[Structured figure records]
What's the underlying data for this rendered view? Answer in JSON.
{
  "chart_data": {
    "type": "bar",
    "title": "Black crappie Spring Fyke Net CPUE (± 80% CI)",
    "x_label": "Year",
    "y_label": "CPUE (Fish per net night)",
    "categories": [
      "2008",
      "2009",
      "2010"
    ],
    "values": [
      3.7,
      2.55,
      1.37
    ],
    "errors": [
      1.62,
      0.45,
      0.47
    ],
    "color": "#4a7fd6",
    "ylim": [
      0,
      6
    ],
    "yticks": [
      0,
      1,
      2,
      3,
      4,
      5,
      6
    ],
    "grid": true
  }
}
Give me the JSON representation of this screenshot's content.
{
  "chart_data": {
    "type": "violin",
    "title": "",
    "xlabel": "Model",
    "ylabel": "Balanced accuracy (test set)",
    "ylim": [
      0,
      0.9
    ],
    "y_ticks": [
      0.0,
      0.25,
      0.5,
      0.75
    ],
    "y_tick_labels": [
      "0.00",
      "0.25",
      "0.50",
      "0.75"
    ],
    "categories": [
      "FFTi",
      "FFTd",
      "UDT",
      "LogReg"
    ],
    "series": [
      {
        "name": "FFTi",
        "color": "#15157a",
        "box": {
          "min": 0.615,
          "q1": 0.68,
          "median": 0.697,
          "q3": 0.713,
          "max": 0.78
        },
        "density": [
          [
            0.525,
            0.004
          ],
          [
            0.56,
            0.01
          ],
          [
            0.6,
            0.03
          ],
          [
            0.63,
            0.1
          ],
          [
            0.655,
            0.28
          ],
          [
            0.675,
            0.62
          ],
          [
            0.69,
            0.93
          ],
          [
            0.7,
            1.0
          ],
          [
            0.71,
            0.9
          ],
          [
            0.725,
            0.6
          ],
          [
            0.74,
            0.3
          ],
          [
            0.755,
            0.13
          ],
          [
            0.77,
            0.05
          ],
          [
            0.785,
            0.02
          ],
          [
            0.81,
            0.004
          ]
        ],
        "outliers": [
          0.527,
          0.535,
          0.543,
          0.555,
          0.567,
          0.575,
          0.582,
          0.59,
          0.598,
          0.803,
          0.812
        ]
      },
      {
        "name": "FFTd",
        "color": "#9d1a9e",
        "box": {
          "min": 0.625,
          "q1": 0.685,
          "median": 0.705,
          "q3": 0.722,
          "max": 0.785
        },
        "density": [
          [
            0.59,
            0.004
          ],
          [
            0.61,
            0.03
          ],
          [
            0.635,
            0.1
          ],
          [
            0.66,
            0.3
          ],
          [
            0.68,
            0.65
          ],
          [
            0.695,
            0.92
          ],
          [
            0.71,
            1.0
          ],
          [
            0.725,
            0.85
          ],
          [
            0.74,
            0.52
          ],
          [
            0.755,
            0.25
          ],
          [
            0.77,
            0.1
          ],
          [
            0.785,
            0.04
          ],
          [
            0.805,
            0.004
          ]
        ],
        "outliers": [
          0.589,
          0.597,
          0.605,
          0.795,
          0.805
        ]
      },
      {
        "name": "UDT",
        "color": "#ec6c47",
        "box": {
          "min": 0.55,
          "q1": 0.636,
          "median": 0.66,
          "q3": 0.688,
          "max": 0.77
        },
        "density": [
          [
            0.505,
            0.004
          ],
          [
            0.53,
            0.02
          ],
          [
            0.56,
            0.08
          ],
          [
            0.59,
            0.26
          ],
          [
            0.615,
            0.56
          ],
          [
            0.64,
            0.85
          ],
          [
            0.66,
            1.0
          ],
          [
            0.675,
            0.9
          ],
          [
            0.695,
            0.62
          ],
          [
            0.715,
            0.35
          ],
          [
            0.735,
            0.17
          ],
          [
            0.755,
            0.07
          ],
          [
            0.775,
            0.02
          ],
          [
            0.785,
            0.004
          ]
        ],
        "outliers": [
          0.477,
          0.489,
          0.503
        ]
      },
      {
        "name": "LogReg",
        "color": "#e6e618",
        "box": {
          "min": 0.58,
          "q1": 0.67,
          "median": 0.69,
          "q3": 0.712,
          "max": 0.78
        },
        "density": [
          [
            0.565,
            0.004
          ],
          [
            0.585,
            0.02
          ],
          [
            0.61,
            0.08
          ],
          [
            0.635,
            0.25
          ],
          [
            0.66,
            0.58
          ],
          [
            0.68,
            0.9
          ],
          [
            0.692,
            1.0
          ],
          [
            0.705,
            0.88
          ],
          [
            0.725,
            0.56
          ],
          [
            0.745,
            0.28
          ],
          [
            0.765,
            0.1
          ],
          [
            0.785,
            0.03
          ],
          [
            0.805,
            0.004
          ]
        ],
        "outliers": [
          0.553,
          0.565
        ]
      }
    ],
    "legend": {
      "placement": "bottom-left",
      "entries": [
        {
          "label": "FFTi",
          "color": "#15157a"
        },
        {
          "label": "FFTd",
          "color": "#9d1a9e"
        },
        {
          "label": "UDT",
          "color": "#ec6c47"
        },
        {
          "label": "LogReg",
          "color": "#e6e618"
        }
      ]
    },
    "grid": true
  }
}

- [BRIEF]: Give back all the data exactly as written.

- [REPLY]:
What's the underlying data for this rendered view? Answer in JSON.
{
  "chart_data": {
    "type": "bar",
    "title": "Black crappie Spring Fyke Net CPUE (± 80% CI)",
    "x_label": "Year",
    "y_label": "CPUE (Fish per net night)",
    "categories": [
      "2008",
      "2009",
      "2010"
    ],
    "values": [
      3.7,
      2.55,
      1.37
    ],
    "errors": [
      1.62,
      0.45,
      0.47
    ],
    "color": "#4a7fd6",
    "ylim": [
      0,
      6
    ],
    "yticks": [
      0,
      1,
      2,
      3,
      4,
      5,
      6
    ],
    "grid": true
  }
}
Give me the JSON representation of this screenshot's content.
{
  "chart_data": {
    "type": "violin",
    "title": "",
    "xlabel": "Model",
    "ylabel": "Balanced accuracy (test set)",
    "ylim": [
      0,
      0.9
    ],
    "y_ticks": [
      0.0,
      0.25,
      0.5,
      0.75
    ],
    "y_tick_labels": [
      "0.00",
      "0.25",
      "0.50",
      "0.75"
    ],
    "categories": [
      "FFTi",
      "FFTd",
      "UDT",
      "LogReg"
    ],
    "series": [
      {
        "name": "FFTi",
        "color": "#15157a",
        "box": {
          "min": 0.615,
          "q1": 0.68,
          "median": 0.697,
          "q3": 0.713,
          "max": 0.78
        },
        "density": [
          [
            0.525,
            0.004
          ],
          [
            0.56,
            0.01
          ],
          [
            0.6,
            0.03
          ],
          [
            0.63,
            0.1
          ],
          [
            0.655,
            0.28
          ],
          [
            0.675,
            0.62
          ],
          [
            0.69,
            0.93
          ],
          [
            0.7,
            1.0
          ],
          [
            0.71,
            0.9
          ],
          [
            0.725,
            0.6
          ],
          [
            0.74,
            0.3
          ],
          [
            0.755,
            0.13
          ],
          [
            0.77,
            0.05
          ],
          [
            0.785,
            0.02
          ],
          [
            0.81,
            0.004
          ]
        ],
        "outliers": [
          0.527,
          0.535,
          0.543,
          0.555,
          0.567,
          0.575,
          0.582,
          0.59,
          0.598,
          0.803,
          0.812
        ]
      },
      {
        "name": "FFTd",
        "color": "#9d1a9e",
        "box": {
          "min": 0.625,
          "q1": 0.685,
          "median": 0.705,
          "q3": 0.722,
          "max": 0.785
        },
        "density": [
          [
            0.59,
            0.004
          ],
          [
            0.61,
            0.03
          ],
          [
            0.635,
            0.1
          ],
          [
            0.66,
            0.3
          ],
          [
            0.68,
            0.65
          ],
          [
            0.695,
            0.92
          ],
          [
            0.71,
            1.0
          ],
          [
            0.725,
            0.85
          ],
          [
            0.74,
            0.52
          ],
          [
            0.755,
            0.25
          ],
          [
            0.77,
            0.1
          ],
          [
            0.785,
            0.04
          ],
          [
            0.805,
            0.004
          ]
        ],
        "outliers": [
          0.589,
          0.597,
          0.605,
          0.795,
          0.805
        ]
      },
      {
        "name": "UDT",
        "color": "#ec6c47",
        "box": {
          "min": 0.55,
          "q1": 0.636,
          "median": 0.66,
          "q3": 0.688,
          "max": 0.77
        },
        "density": [
          [
            0.505,
            0.004
          ],
          [
            0.53,
            0.02
          ],
          [
            0.56,
            0.08
          ],
          [
            0.59,
            0.26
          ],
          [
            0.615,
            0.56
          ],
          [
            0.64,
            0.85
          ],
          [
            0.66,
            1.0
          ],
          [
            0.675,
            0.9
          ],
          [
            0.695,
            0.62
          ],
          [
            0.715,
            0.35
          ],
          [
            0.735,
            0.17
          ],
          [
            0.755,
            0.07
          ],
          [
            0.775,
            0.02
          ],
          [
            0.785,
            0.004
          ]
        ],
        "outliers": [
          0.477,
          0.489,
          0.503
        ]
      },
      {
        "name": "LogReg",
        "color": "#e6e618",
        "box": {
          "min": 0.58,
          "q1": 0.67,
          "median": 0.69,
          "q3": 0.712,
          "max": 0.78
        },
        "density": [
          [
            0.565,
            0.004
          ],
          [
            0.585,
            0.02
          ],
          [
            0.61,
            0.08
          ],
          [
            0.635,
            0.25
          ],
          [
            0.66,
            0.58
          ],
          [
            0.68,
            0.9
          ],
          [
            0.692,
            1.0
          ],
          [
            0.705,
            0.88
          ],
          [
            0.725,
            0.56
          ],
          [
            0.745,
            0.28
          ],
          [
            0.765,
            0.1
          ],
          [
            0.785,
            0.03
          ],
          [
            0.805,
            0.004
          ]
        ],
        "outliers": [
          0.553,
          0.565
        ]
      }
    ],
    "legend": {
      "placement": "bottom-left",
      "entries": [
        {
          "label": "FFTi",
          "color": "#15157a"
        },
        {
          "label": "FFTd",
          "color": "#9d1a9e"
        },
        {
          "label": "UDT",
          "color": "#ec6c47"
        },
        {
          "label": "LogReg",
          "color": "#e6e618"
        }
      ]
    },
    "grid": true
  }
}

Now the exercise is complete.